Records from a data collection
>> BEGIN

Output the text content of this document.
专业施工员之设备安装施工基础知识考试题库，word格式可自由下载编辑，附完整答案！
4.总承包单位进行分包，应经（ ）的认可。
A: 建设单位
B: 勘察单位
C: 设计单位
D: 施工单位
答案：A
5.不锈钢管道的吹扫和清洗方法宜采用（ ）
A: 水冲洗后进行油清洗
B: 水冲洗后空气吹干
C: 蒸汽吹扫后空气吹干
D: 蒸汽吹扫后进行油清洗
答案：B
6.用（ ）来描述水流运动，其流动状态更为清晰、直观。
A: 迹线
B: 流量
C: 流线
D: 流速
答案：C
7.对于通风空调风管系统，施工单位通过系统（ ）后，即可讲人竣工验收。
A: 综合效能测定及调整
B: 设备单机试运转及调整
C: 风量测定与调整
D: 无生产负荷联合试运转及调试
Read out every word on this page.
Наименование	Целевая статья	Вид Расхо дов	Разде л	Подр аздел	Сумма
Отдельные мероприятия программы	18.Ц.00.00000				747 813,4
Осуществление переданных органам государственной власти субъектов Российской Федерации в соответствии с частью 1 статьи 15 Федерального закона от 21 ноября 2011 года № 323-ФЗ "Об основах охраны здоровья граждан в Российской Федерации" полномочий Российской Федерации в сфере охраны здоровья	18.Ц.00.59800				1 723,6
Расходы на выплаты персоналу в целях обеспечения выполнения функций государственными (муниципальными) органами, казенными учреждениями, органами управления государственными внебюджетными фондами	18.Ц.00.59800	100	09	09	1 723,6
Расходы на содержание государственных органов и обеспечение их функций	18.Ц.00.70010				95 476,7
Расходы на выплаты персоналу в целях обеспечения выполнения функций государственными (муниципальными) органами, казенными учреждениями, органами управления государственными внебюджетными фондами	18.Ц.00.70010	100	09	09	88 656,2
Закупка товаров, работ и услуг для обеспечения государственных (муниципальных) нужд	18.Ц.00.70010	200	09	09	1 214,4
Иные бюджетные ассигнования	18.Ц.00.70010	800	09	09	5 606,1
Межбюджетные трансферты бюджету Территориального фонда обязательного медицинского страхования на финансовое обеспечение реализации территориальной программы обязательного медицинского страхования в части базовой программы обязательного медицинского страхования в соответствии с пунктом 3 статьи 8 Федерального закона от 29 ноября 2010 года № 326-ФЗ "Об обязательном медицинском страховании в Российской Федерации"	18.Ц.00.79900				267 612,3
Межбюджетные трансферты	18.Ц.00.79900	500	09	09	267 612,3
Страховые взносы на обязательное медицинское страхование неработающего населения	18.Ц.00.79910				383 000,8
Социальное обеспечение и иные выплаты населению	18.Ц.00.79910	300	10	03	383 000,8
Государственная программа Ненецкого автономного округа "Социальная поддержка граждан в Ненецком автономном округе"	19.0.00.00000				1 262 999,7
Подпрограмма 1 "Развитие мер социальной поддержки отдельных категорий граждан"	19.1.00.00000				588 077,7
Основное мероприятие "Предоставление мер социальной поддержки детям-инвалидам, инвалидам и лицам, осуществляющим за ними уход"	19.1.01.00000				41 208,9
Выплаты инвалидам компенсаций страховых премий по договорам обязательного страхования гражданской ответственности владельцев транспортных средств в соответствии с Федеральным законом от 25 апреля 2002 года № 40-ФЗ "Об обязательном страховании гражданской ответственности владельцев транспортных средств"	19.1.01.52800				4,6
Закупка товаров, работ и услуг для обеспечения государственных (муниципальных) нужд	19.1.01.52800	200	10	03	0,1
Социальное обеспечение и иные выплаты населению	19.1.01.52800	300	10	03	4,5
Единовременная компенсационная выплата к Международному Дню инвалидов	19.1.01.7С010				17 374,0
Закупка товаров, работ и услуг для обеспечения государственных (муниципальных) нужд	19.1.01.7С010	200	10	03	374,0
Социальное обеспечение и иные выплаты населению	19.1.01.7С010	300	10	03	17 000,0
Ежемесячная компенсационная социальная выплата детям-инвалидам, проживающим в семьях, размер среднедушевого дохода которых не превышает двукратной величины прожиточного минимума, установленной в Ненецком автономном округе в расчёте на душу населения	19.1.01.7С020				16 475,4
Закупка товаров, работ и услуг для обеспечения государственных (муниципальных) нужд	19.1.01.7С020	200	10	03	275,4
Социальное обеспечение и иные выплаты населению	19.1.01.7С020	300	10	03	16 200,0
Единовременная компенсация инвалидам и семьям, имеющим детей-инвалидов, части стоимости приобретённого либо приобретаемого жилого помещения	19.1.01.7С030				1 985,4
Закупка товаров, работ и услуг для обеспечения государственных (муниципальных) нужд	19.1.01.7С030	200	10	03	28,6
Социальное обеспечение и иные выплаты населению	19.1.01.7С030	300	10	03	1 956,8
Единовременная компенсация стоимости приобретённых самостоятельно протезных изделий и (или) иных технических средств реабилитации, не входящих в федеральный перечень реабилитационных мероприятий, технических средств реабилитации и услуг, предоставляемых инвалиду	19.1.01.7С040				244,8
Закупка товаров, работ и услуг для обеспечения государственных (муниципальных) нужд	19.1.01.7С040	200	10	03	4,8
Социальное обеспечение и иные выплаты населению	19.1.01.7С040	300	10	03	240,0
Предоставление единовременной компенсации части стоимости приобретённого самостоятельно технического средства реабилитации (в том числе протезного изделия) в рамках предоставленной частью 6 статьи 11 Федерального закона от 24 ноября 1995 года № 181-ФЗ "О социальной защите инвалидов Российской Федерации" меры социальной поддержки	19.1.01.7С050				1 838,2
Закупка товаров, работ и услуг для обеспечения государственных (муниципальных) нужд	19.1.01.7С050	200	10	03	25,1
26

>> END

• What you should do: Copy each line of the data above without altering a single character.

• Exercise output:
Output the text content of this document.
专业施工员之设备安装施工基础知识考试题库，word格式可自由下载编辑，附完整答案！
4.总承包单位进行分包，应经（ ）的认可。
A: 建设单位
B: 勘察单位
C: 设计单位
D: 施工单位
答案：A
5.不锈钢管道的吹扫和清洗方法宜采用（ ）
A: 水冲洗后进行油清洗
B: 水冲洗后空气吹干
C: 蒸汽吹扫后空气吹干
D: 蒸汽吹扫后进行油清洗
答案：B
6.用（ ）来描述水流运动，其流动状态更为清晰、直观。
A: 迹线
B: 流量
C: 流线
D: 流速
答案：C
7.对于通风空调风管系统，施工单位通过系统（ ）后，即可讲人竣工验收。
A: 综合效能测定及调整
B: 设备单机试运转及调整
C: 风量测定与调整
D: 无生产负荷联合试运转及调试
Read out every word on this page.
Наименование	Целевая статья	Вид Расхо дов	Разде л	Подр аздел	Сумма
Отдельные мероприятия программы	18.Ц.00.00000				747 813,4
Осуществление переданных органам государственной власти субъектов Российской Федерации в соответствии с частью 1 статьи 15 Федерального закона от 21 ноября 2011 года № 323-ФЗ "Об основах охраны здоровья граждан в Российской Федерации" полномочий Российской Федерации в сфере охраны здоровья	18.Ц.00.59800				1 723,6
Расходы на выплаты персоналу в целях обеспечения выполнения функций государственными (муниципальными) органами, казенными учреждениями, органами управления государственными внебюджетными фондами	18.Ц.00.59800	100	09	09	1 723,6
Расходы на содержание государственных органов и обеспечение их функций	18.Ц.00.70010				95 476,7
Расходы на выплаты персоналу в целях обеспечения выполнения функций государственными (муниципальными) органами, казенными учреждениями, органами управления государственными внебюджетными фондами	18.Ц.00.70010	100	09	09	88 656,2
Закупка товаров, работ и услуг для обеспечения государственных (муниципальных) нужд	18.Ц.00.70010	200	09	09	1 214,4
Иные бюджетные ассигнования	18.Ц.00.70010	800	09	09	5 606,1
Межбюджетные трансферты бюджету Территориального фонда обязательного медицинского страхования на финансовое обеспечение реализации территориальной программы обязательного медицинского страхования в части базовой программы обязательного медицинского страхования в соответствии с пунктом 3 статьи 8 Федерального закона от 29 ноября 2010 года № 326-ФЗ "Об обязательном медицинском страховании в Российской Федерации"	18.Ц.00.79900				267 612,3
Межбюджетные трансферты	18.Ц.00.79900	500	09	09	267 612,3
Страховые взносы на обязательное медицинское страхование неработающего населения	18.Ц.00.79910				383 000,8
Социальное обеспечение и иные выплаты населению	18.Ц.00.79910	300	10	03	383 000,8
Государственная программа Ненецкого автономного округа "Социальная поддержка граждан в Ненецком автономном округе"	19.0.00.00000				1 262 999,7
Подпрограмма 1 "Развитие мер социальной поддержки отдельных категорий граждан"	19.1.00.00000				588 077,7
Основное мероприятие "Предоставление мер социальной поддержки детям-инвалидам, инвалидам и лицам, осуществляющим за ними уход"	19.1.01.00000				41 208,9
Выплаты инвалидам компенсаций страховых премий по договорам обязательного страхования гражданской ответственности владельцев транспортных средств в соответствии с Федеральным законом от 25 апреля 2002 года № 40-ФЗ "Об обязательном страховании гражданской ответственности владельцев транспортных средств"	19.1.01.52800				4,6
Закупка товаров, работ и услуг для обеспечения государственных (муниципальных) нужд	19.1.01.52800	200	10	03	0,1
Социальное обеспечение и иные выплаты населению	19.1.01.52800	300	10	03	4,5
Единовременная компенсационная выплата к Международному Дню инвалидов	19.1.01.7С010				17 374,0
Закупка товаров, работ и услуг для обеспечения государственных (муниципальных) нужд	19.1.01.7С010	200	10	03	374,0
Социальное обеспечение и иные выплаты населению	19.1.01.7С010	300	10	03	17 000,0
Ежемесячная компенсационная социальная выплата детям-инвалидам, проживающим в семьях, размер среднедушевого дохода которых не превышает двукратной величины прожиточного минимума, установленной в Ненецком автономном округе в расчёте на душу населения	19.1.01.7С020				16 475,4
Закупка товаров, работ и услуг для обеспечения государственных (муниципальных) нужд	19.1.01.7С020	200	10	03	275,4
Социальное обеспечение и иные выплаты населению	19.1.01.7С020	300	10	03	16 200,0
Единовременная компенсация инвалидам и семьям, имеющим детей-инвалидов, части стоимости приобретённого либо приобретаемого жилого помещения	19.1.01.7С030				1 985,4
Закупка товаров, работ и услуг для обеспечения государственных (муниципальных) нужд	19.1.01.7С030	200	10	03	28,6
Социальное обеспечение и иные выплаты населению	19.1.01.7С030	300	10	03	1 956,8
Единовременная компенсация стоимости приобретённых самостоятельно протезных изделий и (или) иных технических средств реабилитации, не входящих в федеральный перечень реабилитационных мероприятий, технических средств реабилитации и услуг, предоставляемых инвалиду	19.1.01.7С040				244,8
Закупка товаров, работ и услуг для обеспечения государственных (муниципальных) нужд	19.1.01.7С040	200	10	03	4,8
Социальное обеспечение и иные выплаты населению	19.1.01.7С040	300	10	03	240,0
Предоставление единовременной компенсации части стоимости приобретённого самостоятельно технического средства реабилитации (в том числе протезного изделия) в рамках предоставленной частью 6 статьи 11 Федерального закона от 24 ноября 1995 года № 181-ФЗ "О социальной защите инвалидов Российской Федерации" меры социальной поддержки	19.1.01.7С050				1 838,2
Закупка товаров, работ и услуг для обеспечения государственных (муниципальных) нужд	19.1.01.7С050	200	10	03	25,1
26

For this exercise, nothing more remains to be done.